Search the listing for "arkkitehti" and copy every line where it appears.

## begin EXTRACTED MATERIAL

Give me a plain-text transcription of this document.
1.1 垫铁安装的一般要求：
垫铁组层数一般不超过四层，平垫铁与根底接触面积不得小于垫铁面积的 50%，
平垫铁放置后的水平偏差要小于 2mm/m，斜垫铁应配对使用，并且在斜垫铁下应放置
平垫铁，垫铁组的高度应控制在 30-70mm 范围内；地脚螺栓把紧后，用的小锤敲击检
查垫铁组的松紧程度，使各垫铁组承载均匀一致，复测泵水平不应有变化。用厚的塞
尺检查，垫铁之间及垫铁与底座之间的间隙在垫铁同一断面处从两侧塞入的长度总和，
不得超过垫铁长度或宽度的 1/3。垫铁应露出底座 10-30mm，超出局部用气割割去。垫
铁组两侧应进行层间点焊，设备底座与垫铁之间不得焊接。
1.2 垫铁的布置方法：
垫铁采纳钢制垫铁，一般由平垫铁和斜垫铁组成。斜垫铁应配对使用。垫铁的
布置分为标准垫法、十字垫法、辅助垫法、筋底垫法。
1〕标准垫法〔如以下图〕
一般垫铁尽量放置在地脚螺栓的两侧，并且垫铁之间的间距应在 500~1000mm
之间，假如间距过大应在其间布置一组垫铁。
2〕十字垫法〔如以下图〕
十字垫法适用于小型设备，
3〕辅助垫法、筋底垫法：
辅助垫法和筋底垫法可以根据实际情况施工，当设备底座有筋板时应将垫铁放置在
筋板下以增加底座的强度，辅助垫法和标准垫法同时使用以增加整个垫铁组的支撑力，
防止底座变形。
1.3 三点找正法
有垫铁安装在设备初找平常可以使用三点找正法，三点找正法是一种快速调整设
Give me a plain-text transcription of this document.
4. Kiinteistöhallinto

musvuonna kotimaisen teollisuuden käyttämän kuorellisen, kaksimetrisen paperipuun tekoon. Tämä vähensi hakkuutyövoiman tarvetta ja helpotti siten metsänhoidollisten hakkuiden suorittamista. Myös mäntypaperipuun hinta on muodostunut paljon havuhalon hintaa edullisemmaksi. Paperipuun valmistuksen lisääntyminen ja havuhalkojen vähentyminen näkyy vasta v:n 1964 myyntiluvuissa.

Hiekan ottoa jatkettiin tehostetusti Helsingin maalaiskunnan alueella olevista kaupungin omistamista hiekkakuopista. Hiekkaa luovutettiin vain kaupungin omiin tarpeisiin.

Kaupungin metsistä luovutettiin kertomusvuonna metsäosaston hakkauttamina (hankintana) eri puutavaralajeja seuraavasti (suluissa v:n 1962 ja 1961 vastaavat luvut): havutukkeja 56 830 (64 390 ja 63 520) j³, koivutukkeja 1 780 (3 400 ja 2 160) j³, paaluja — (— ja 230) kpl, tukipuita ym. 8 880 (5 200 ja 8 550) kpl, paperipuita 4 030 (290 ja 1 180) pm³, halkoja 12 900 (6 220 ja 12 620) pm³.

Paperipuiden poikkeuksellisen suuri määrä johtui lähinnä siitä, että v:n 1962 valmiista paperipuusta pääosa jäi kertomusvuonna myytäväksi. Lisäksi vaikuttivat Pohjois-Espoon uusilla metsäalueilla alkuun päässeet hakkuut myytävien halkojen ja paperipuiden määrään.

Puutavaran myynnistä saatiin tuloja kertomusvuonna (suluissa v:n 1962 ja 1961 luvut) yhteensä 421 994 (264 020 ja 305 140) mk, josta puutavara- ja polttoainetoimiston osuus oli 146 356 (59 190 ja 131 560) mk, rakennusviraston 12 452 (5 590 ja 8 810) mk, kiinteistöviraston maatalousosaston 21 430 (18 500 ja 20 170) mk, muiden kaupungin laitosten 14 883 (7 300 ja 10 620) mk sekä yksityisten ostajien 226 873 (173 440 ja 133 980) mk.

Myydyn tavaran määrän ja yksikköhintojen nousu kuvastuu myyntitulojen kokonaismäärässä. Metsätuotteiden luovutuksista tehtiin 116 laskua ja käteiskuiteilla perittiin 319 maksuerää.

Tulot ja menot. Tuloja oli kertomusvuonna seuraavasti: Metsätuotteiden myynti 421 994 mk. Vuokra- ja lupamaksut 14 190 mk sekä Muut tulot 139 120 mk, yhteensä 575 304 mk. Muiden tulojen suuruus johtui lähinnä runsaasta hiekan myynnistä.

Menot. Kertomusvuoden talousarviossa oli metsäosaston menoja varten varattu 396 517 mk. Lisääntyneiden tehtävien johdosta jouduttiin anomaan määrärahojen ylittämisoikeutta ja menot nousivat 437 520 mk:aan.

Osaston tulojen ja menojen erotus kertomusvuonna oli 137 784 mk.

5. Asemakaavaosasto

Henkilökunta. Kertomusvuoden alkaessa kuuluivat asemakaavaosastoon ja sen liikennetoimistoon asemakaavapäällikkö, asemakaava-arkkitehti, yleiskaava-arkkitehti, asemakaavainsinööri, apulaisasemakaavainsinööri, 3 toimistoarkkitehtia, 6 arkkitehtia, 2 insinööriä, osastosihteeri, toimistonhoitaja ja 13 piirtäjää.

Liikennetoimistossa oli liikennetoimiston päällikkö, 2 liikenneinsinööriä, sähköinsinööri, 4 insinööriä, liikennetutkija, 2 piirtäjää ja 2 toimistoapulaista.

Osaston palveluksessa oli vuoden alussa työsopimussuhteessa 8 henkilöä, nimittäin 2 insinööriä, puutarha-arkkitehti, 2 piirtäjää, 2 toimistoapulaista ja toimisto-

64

## end EXTRACTED MATERIAL

EXERCISE RESULT |
Henkilökunta. Kertomusvuoden alkaessa kuuluivat asemakaavaosastoon ja sen liikennetoimistoon asemakaavapäällikkö, asemakaava-arkkitehti, yleiskaava-arkkitehti, asemakaavainsinööri, apulaisasemakaavainsinööri, 3 toimistoarkkitehtia, 6 arkkitehtia, 2 insinööriä, osastosihteeri, toimistonhoitaja ja 13 piirtäjää.
Osaston palveluksessa oli vuoden alussa työsopimussuhteessa 8 henkilöä, nimittäin 2 insinööriä, puutarha-arkkitehti, 2 piirtäjää, 2 toimistoapulaista ja toimisto-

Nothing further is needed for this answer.